[Recorded data]
'''
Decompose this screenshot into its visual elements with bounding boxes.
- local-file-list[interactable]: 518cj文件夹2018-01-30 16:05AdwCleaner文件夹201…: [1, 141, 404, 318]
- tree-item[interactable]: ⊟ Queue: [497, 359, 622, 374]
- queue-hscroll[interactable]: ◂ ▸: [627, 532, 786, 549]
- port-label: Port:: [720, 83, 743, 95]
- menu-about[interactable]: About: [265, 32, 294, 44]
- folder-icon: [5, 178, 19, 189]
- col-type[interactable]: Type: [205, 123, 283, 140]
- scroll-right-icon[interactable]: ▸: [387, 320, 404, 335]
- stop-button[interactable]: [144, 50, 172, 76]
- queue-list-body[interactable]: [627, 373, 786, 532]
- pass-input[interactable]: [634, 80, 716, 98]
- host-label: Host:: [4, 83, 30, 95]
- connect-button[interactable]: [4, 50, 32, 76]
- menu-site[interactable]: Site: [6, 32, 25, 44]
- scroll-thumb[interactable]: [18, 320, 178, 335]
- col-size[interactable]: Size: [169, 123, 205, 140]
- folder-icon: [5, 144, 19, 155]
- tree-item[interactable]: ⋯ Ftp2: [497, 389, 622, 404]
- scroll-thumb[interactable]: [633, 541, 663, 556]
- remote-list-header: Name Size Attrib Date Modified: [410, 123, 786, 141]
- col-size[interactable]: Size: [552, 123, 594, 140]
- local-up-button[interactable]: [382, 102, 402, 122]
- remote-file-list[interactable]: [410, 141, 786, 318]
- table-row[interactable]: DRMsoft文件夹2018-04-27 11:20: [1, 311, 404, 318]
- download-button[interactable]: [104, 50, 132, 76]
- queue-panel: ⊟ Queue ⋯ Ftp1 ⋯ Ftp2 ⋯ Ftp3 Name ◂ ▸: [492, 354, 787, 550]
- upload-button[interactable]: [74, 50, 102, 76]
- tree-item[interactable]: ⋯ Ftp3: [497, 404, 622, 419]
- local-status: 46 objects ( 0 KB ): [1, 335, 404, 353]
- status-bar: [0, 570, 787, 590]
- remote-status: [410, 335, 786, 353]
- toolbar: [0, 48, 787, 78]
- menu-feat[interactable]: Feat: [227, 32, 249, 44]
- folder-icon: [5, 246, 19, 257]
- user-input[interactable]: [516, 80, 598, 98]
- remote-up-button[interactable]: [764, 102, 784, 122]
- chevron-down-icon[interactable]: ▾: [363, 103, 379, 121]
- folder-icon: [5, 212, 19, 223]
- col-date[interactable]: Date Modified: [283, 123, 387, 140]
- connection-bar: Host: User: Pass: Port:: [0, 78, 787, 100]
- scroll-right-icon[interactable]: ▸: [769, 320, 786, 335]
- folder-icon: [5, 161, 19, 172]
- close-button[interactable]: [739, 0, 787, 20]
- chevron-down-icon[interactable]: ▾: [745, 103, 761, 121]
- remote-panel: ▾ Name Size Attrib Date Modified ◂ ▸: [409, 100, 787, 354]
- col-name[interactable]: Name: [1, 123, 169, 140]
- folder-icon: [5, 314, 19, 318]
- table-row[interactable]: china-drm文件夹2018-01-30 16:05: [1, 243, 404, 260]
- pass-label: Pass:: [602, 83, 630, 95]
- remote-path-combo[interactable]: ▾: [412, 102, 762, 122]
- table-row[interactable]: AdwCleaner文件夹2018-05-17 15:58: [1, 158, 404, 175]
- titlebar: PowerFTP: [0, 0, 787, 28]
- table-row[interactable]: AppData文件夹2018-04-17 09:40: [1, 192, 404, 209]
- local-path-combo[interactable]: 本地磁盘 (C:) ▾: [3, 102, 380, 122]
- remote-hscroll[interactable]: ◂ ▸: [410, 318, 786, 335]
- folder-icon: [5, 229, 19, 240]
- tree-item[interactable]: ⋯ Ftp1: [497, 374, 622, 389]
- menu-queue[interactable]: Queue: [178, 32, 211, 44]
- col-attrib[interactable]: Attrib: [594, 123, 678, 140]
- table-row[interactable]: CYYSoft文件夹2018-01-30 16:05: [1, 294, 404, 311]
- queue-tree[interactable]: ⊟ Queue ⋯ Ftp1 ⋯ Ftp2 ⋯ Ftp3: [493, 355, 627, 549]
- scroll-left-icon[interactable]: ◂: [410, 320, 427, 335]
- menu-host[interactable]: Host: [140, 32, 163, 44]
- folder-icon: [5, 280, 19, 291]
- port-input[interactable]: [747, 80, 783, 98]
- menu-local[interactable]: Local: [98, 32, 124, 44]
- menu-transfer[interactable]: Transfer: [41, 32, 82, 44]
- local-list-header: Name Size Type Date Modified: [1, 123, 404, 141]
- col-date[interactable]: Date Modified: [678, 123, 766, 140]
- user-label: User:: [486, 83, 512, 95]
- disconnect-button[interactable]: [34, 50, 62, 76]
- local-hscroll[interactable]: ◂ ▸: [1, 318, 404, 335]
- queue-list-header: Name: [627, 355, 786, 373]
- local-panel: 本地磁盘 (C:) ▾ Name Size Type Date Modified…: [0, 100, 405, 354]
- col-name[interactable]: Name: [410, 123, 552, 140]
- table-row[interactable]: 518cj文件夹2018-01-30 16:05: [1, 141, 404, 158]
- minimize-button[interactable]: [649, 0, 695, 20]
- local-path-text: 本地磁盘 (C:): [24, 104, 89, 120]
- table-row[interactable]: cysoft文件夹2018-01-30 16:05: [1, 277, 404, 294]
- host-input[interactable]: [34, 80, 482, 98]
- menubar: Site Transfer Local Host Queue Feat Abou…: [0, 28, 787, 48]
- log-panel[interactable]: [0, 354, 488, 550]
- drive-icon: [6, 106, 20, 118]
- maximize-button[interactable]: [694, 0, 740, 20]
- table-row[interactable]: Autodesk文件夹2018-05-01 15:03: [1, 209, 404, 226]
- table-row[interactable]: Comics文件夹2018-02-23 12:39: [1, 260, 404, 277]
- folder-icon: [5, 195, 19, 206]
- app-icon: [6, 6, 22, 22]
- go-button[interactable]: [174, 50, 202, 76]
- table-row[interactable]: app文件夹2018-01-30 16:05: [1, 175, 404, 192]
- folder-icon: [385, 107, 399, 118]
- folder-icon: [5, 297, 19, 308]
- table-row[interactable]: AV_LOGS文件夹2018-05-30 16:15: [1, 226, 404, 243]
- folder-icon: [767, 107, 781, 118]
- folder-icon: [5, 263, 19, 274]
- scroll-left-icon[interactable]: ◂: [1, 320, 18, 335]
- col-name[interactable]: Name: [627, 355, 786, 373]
'''
Problem statement:
Reproduce every line of the recorded data above word for word, covering all the rows.

Result of this exercise:
Decompose this screenshot into its visual elements with bounding boxes.
- local-file-list[interactable]: 518cj文件夹2018-01-30 16:05AdwCleaner文件夹201…: [1, 141, 404, 318]
- tree-item[interactable]: ⊟ Queue: [497, 359, 622, 374]
- queue-hscroll[interactable]: ◂ ▸: [627, 532, 786, 549]
- port-label: Port:: [720, 83, 743, 95]
- menu-about[interactable]: About: [265, 32, 294, 44]
- folder-icon: [5, 178, 19, 189]
- col-type[interactable]: Type: [205, 123, 283, 140]
- scroll-right-icon[interactable]: ▸: [387, 320, 404, 335]
- stop-button[interactable]: [144, 50, 172, 76]
- queue-list-body[interactable]: [627, 373, 786, 532]
- pass-input[interactable]: [634, 80, 716, 98]
- host-label: Host:: [4, 83, 30, 95]
- connect-button[interactable]: [4, 50, 32, 76]
- menu-site[interactable]: Site: [6, 32, 25, 44]
- scroll-thumb[interactable]: [18, 320, 178, 335]
- col-size[interactable]: Size: [169, 123, 205, 140]
- folder-icon: [5, 144, 19, 155]
- tree-item[interactable]: ⋯ Ftp2: [497, 389, 622, 404]
- scroll-thumb[interactable]: [633, 541, 663, 556]
- remote-list-header: Name Size Attrib Date Modified: [410, 123, 786, 141]
- col-size[interactable]: Size: [552, 123, 594, 140]
- local-up-button[interactable]: [382, 102, 402, 122]
- remote-file-list[interactable]: [410, 141, 786, 318]
- table-row[interactable]: DRMsoft文件夹2018-04-27 11:20: [1, 311, 404, 318]
- download-button[interactable]: [104, 50, 132, 76]
- queue-panel: ⊟ Queue ⋯ Ftp1 ⋯ Ftp2 ⋯ Ftp3 Name ◂ ▸: [492, 354, 787, 550]
- upload-button[interactable]: [74, 50, 102, 76]
- tree-item[interactable]: ⋯ Ftp3: [497, 404, 622, 419]
- local-status: 46 objects ( 0 KB ): [1, 335, 404, 353]
- status-bar: [0, 570, 787, 590]
- remote-status: [410, 335, 786, 353]
- toolbar: [0, 48, 787, 78]
- menu-feat[interactable]: Feat: [227, 32, 249, 44]
- folder-icon: [5, 246, 19, 257]
- user-input[interactable]: [516, 80, 598, 98]
- remote-up-button[interactable]: [764, 102, 784, 122]
- chevron-down-icon[interactable]: ▾: [363, 103, 379, 121]
- folder-icon: [5, 212, 19, 223]
- col-date[interactable]: Date Modified: [283, 123, 387, 140]
- connection-bar: Host: User: Pass: Port:: [0, 78, 787, 100]
- scroll-right-icon[interactable]: ▸: [769, 320, 786, 335]
- folder-icon: [5, 161, 19, 172]
- close-button[interactable]: [739, 0, 787, 20]
- chevron-down-icon[interactable]: ▾: [745, 103, 761, 121]
- remote-panel: ▾ Name Size Attrib Date Modified ◂ ▸: [409, 100, 787, 354]
- col-name[interactable]: Name: [1, 123, 169, 140]
- folder-icon: [5, 314, 19, 318]
- table-row[interactable]: china-drm文件夹2018-01-30 16:05: [1, 243, 404, 260]
- pass-label: Pass:: [602, 83, 630, 95]
- remote-path-combo[interactable]: ▾: [412, 102, 762, 122]
- table-row[interactable]: AdwCleaner文件夹2018-05-17 15:58: [1, 158, 404, 175]
- titlebar: PowerFTP: [0, 0, 787, 28]
- table-row[interactable]: AppData文件夹2018-04-17 09:40: [1, 192, 404, 209]
- local-path-combo[interactable]: 本地磁盘 (C:) ▾: [3, 102, 380, 122]
- remote-hscroll[interactable]: ◂ ▸: [410, 318, 786, 335]
- folder-icon: [5, 229, 19, 240]
- tree-item[interactable]: ⋯ Ftp1: [497, 374, 622, 389]
- menu-queue[interactable]: Queue: [178, 32, 211, 44]
- col-attrib[interactable]: Attrib: [594, 123, 678, 140]
- table-row[interactable]: CYYSoft文件夹2018-01-30 16:05: [1, 294, 404, 311]
- queue-tree[interactable]: ⊟ Queue ⋯ Ftp1 ⋯ Ftp2 ⋯ Ftp3: [493, 355, 627, 549]
- scroll-left-icon[interactable]: ◂: [410, 320, 427, 335]
- menu-host[interactable]: Host: [140, 32, 163, 44]
- folder-icon: [5, 280, 19, 291]
- port-input[interactable]: [747, 80, 783, 98]
- menu-local[interactable]: Local: [98, 32, 124, 44]
- menu-transfer[interactable]: Transfer: [41, 32, 82, 44]
- local-list-header: Name Size Type Date Modified: [1, 123, 404, 141]
- col-date[interactable]: Date Modified: [678, 123, 766, 140]
- user-label: User:: [486, 83, 512, 95]
- disconnect-button[interactable]: [34, 50, 62, 76]
- local-hscroll[interactable]: ◂ ▸: [1, 318, 404, 335]
- queue-list-header: Name: [627, 355, 786, 373]
- local-panel: 本地磁盘 (C:) ▾ Name Size Type Date Modified…: [0, 100, 405, 354]
- col-name[interactable]: Name: [410, 123, 552, 140]
- table-row[interactable]: 518cj文件夹2018-01-30 16:05: [1, 141, 404, 158]
- minimize-button[interactable]: [649, 0, 695, 20]
- local-path-text: 本地磁盘 (C:): [24, 104, 89, 120]
- table-row[interactable]: cysoft文件夹2018-01-30 16:05: [1, 277, 404, 294]
- host-input[interactable]: [34, 80, 482, 98]
- menubar: Site Transfer Local Host Queue Feat Abou…: [0, 28, 787, 48]
- log-panel[interactable]: [0, 354, 488, 550]
- drive-icon: [6, 106, 20, 118]
- maximize-button[interactable]: [694, 0, 740, 20]
- table-row[interactable]: Autodesk文件夹2018-05-01 15:03: [1, 209, 404, 226]
- table-row[interactable]: Comics文件夹2018-02-23 12:39: [1, 260, 404, 277]
- folder-icon: [5, 195, 19, 206]
- app-icon: [6, 6, 22, 22]
- go-button[interactable]: [174, 50, 202, 76]
- table-row[interactable]: app文件夹2018-01-30 16:05: [1, 175, 404, 192]
- folder-icon: [385, 107, 399, 118]
- folder-icon: [5, 297, 19, 308]
- table-row[interactable]: AV_LOGS文件夹2018-05-30 16:15: [1, 226, 404, 243]
- folder-icon: [767, 107, 781, 118]
- folder-icon: [5, 263, 19, 274]
- scroll-left-icon[interactable]: ◂: [1, 320, 18, 335]
- col-name[interactable]: Name: [627, 355, 786, 373]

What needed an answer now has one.